Task prompt: All material below is to be reproduced exactly.

Dataset records
==================================================
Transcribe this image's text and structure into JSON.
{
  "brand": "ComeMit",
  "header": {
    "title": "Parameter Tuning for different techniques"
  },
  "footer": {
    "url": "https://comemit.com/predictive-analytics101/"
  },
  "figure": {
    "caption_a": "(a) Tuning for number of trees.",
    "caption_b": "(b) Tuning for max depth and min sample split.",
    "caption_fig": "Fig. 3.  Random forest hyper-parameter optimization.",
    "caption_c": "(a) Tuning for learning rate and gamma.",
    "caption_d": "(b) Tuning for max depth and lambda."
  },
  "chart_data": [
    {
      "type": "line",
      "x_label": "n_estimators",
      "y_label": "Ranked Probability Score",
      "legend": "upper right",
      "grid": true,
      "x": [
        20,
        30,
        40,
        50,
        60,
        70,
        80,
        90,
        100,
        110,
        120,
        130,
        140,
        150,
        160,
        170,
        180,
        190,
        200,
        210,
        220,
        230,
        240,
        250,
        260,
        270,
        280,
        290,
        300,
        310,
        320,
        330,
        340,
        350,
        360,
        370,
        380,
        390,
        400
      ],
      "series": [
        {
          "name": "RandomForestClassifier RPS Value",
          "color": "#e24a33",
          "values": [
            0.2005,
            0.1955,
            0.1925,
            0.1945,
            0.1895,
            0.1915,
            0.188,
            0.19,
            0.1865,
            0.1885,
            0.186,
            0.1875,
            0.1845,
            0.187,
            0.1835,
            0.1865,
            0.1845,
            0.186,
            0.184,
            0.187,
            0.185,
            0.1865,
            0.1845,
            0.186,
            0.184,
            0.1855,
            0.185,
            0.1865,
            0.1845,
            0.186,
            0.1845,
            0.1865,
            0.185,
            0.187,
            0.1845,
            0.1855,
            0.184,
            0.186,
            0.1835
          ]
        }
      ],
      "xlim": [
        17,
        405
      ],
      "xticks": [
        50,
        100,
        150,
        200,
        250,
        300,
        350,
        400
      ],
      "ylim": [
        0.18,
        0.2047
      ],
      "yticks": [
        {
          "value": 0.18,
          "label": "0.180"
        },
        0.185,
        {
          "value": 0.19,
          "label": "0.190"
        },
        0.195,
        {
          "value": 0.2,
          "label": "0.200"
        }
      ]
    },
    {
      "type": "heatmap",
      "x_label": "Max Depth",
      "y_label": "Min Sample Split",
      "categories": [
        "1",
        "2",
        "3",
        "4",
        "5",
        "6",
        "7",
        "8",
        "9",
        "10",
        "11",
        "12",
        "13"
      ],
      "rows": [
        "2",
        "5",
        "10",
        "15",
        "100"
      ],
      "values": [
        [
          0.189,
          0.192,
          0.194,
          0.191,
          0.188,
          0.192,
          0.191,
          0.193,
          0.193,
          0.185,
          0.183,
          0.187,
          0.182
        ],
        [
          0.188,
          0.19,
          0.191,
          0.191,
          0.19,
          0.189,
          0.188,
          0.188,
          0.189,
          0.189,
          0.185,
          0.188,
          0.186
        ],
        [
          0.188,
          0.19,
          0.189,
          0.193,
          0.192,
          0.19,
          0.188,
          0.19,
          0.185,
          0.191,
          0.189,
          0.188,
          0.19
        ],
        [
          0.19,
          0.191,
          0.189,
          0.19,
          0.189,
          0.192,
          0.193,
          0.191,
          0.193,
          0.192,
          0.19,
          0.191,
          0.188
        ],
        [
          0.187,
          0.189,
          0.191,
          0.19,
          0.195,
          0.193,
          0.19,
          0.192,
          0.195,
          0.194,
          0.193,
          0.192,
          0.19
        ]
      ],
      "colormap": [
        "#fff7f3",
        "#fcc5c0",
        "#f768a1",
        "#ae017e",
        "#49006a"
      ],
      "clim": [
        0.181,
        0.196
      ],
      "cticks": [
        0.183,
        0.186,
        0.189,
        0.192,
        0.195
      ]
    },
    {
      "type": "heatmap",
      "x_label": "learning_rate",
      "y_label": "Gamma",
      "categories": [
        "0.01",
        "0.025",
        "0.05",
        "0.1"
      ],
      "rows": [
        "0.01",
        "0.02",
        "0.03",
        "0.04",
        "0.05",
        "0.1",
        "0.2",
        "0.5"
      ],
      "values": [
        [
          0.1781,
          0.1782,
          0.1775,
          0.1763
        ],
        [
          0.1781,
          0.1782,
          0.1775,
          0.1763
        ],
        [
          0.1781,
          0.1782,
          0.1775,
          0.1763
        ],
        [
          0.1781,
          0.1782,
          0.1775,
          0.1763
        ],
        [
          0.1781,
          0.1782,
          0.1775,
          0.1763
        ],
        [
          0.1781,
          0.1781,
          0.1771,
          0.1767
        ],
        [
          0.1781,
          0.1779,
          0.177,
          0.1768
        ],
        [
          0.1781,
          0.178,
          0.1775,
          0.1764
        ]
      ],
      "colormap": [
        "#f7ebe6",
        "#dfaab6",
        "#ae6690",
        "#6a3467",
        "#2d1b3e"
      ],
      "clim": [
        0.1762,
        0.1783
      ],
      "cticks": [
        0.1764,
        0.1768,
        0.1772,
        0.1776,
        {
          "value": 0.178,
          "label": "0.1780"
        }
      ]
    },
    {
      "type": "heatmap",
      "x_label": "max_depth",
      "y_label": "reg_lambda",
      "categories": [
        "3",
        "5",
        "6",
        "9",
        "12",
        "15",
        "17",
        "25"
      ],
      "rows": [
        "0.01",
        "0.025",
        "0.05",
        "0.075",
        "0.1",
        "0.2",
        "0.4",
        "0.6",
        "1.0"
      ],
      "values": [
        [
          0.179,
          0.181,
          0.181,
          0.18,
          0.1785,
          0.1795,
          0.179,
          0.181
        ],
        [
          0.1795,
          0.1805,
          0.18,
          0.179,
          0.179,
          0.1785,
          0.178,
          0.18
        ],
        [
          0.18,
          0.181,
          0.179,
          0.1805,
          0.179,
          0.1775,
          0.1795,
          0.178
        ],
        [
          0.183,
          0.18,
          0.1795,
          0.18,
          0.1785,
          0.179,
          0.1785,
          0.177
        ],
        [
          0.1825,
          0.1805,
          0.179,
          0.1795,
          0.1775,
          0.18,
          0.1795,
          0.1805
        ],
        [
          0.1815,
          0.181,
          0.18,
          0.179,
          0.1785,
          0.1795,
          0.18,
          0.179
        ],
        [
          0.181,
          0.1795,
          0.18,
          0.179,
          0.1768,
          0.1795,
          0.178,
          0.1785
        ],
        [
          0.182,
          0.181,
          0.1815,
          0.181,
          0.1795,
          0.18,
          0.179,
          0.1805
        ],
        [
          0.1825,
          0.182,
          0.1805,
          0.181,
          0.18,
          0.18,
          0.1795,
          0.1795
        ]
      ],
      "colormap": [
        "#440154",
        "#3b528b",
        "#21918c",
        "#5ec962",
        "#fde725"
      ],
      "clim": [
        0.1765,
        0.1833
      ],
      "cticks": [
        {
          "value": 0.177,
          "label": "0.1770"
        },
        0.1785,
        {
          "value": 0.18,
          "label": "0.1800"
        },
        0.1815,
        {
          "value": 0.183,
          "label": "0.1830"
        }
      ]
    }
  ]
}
==================================================
Solution for this problem:
Transcribe this image's text and structure into JSON.
{
  "brand": "ComeMit",
  "header": {
    "title": "Parameter Tuning for different techniques"
  },
  "footer": {
    "url": "https://comemit.com/predictive-analytics101/"
  },
  "figure": {
    "caption_a": "(a) Tuning for number of trees.",
    "caption_b": "(b) Tuning for max depth and min sample split.",
    "caption_fig": "Fig. 3.  Random forest hyper-parameter optimization.",
    "caption_c": "(a) Tuning for learning rate and gamma.",
    "caption_d": "(b) Tuning for max depth and lambda."
  },
  "chart_data": [
    {
      "type": "line",
      "x_label": "n_estimators",
      "y_label": "Ranked Probability Score",
      "legend": "upper right",
      "grid": true,
      "x": [
        20,
        30,
        40,
        50,
        60,
        70,
        80,
        90,
        100,
        110,
        120,
        130,
        140,
        150,
        160,
        170,
        180,
        190,
        200,
        210,
        220,
        230,
        240,
        250,
        260,
        270,
        280,
        290,
        300,
        310,
        320,
        330,
        340,
        350,
        360,
        370,
        380,
        390,
        400
      ],
      "series": [
        {
          "name": "RandomForestClassifier RPS Value",
          "color": "#e24a33",
          "values": [
            0.2005,
            0.1955,
            0.1925,
            0.1945,
            0.1895,
            0.1915,
            0.188,
            0.19,
            0.1865,
            0.1885,
            0.186,
            0.1875,
            0.1845,
            0.187,
            0.1835,
            0.1865,
            0.1845,
            0.186,
            0.184,
            0.187,
            0.185,
            0.1865,
            0.1845,
            0.186,
            0.184,
            0.1855,
            0.185,
            0.1865,
            0.1845,
            0.186,
            0.1845,
            0.1865,
            0.185,
            0.187,
            0.1845,
            0.1855,
            0.184,
            0.186,
            0.1835
          ]
        }
      ],
      "xlim": [
        17,
        405
      ],
      "xticks": [
        50,
        100,
        150,
        200,
        250,
        300,
        350,
        400
      ],
      "ylim": [
        0.18,
        0.2047
      ],
      "yticks": [
        {
          "value": 0.18,
          "label": "0.180"
        },
        0.185,
        {
          "value": 0.19,
          "label": "0.190"
        },
        0.195,
        {
          "value": 0.2,
          "label": "0.200"
        }
      ]
    },
    {
      "type": "heatmap",
      "x_label": "Max Depth",
      "y_label": "Min Sample Split",
      "categories": [
        "1",
        "2",
        "3",
        "4",
        "5",
        "6",
        "7",
        "8",
        "9",
        "10",
        "11",
        "12",
        "13"
      ],
      "rows": [
        "2",
        "5",
        "10",
        "15",
        "100"
      ],
      "values": [
        [
          0.189,
          0.192,
          0.194,
          0.191,
          0.188,
          0.192,
          0.191,
          0.193,
          0.193,
          0.185,
          0.183,
          0.187,
          0.182
        ],
        [
          0.188,
          0.19,
          0.191,
          0.191,
          0.19,
          0.189,
          0.188,
          0.188,
          0.189,
          0.189,
          0.185,
          0.188,
          0.186
        ],
        [
          0.188,
          0.19,
          0.189,
          0.193,
          0.192,
          0.19,
          0.188,
          0.19,
          0.185,
          0.191,
          0.189,
          0.188,
          0.19
        ],
        [
          0.19,
          0.191,
          0.189,
          0.19,
          0.189,
          0.192,
          0.193,
          0.191,
          0.193,
          0.192,
          0.19,
          0.191,
          0.188
        ],
        [
          0.187,
          0.189,
          0.191,
          0.19,
          0.195,
          0.193,
          0.19,
          0.192,
          0.195,
          0.194,
          0.193,
          0.192,
          0.19
        ]
      ],
      "colormap": [
        "#fff7f3",
        "#fcc5c0",
        "#f768a1",
        "#ae017e",
        "#49006a"
      ],
      "clim": [
        0.181,
        0.196
      ],
      "cticks": [
        0.183,
        0.186,
        0.189,
        0.192,
        0.195
      ]
    },
    {
      "type": "heatmap",
      "x_label": "learning_rate",
      "y_label": "Gamma",
      "categories": [
        "0.01",
        "0.025",
        "0.05",
        "0.1"
      ],
      "rows": [
        "0.01",
        "0.02",
        "0.03",
        "0.04",
        "0.05",
        "0.1",
        "0.2",
        "0.5"
      ],
      "values": [
        [
          0.1781,
          0.1782,
          0.1775,
          0.1763
        ],
        [
          0.1781,
          0.1782,
          0.1775,
          0.1763
        ],
        [
          0.1781,
          0.1782,
          0.1775,
          0.1763
        ],
        [
          0.1781,
          0.1782,
          0.1775,
          0.1763
        ],
        [
          0.1781,
          0.1782,
          0.1775,
          0.1763
        ],
        [
          0.1781,
          0.1781,
          0.1771,
          0.1767
        ],
        [
          0.1781,
          0.1779,
          0.177,
          0.1768
        ],
        [
          0.1781,
          0.178,
          0.1775,
          0.1764
        ]
      ],
      "colormap": [
        "#f7ebe6",
        "#dfaab6",
        "#ae6690",
        "#6a3467",
        "#2d1b3e"
      ],
      "clim": [
        0.1762,
        0.1783
      ],
      "cticks": [
        0.1764,
        0.1768,
        0.1772,
        0.1776,
        {
          "value": 0.178,
          "label": "0.1780"
        }
      ]
    },
    {
      "type": "heatmap",
      "x_label": "max_depth",
      "y_label": "reg_lambda",
      "categories": [
        "3",
        "5",
        "6",
        "9",
        "12",
        "15",
        "17",
        "25"
      ],
      "rows": [
        "0.01",
        "0.025",
        "0.05",
        "0.075",
        "0.1",
        "0.2",
        "0.4",
        "0.6",
        "1.0"
      ],
      "values": [
        [
          0.179,
          0.181,
          0.181,
          0.18,
          0.1785,
          0.1795,
          0.179,
          0.181
        ],
        [
          0.1795,
          0.1805,
          0.18,
          0.179,
          0.179,
          0.1785,
          0.178,
          0.18
        ],
        [
          0.18,
          0.181,
          0.179,
          0.1805,
          0.179,
          0.1775,
          0.1795,
          0.178
        ],
        [
          0.183,
          0.18,
          0.1795,
          0.18,
          0.1785,
          0.179,
          0.1785,
          0.177
        ],
        [
          0.1825,
          0.1805,
          0.179,
          0.1795,
          0.1775,
          0.18,
          0.1795,
          0.1805
        ],
        [
          0.1815,
          0.181,
          0.18,
          0.179,
          0.1785,
          0.1795,
          0.18,
          0.179
        ],
        [
          0.181,
          0.1795,
          0.18,
          0.179,
          0.1768,
          0.1795,
          0.178,
          0.1785
        ],
        [
          0.182,
          0.181,
          0.1815,
          0.181,
          0.1795,
          0.18,
          0.179,
          0.1805
        ],
        [
          0.1825,
          0.182,
          0.1805,
          0.181,
          0.18,
          0.18,
          0.1795,
          0.1795
        ]
      ],
      "colormap": [
        "#440154",
        "#3b528b",
        "#21918c",
        "#5ec962",
        "#fde725"
      ],
      "clim": [
        0.1765,
        0.1833
      ],
      "cticks": [
        {
          "value": 0.177,
          "label": "0.1770"
        },
        0.1785,
        {
          "value": 0.18,
          "label": "0.1800"
        },
        0.1815,
        {
          "value": 0.183,
          "label": "0.1830"
        }
      ]
    }
  ]
}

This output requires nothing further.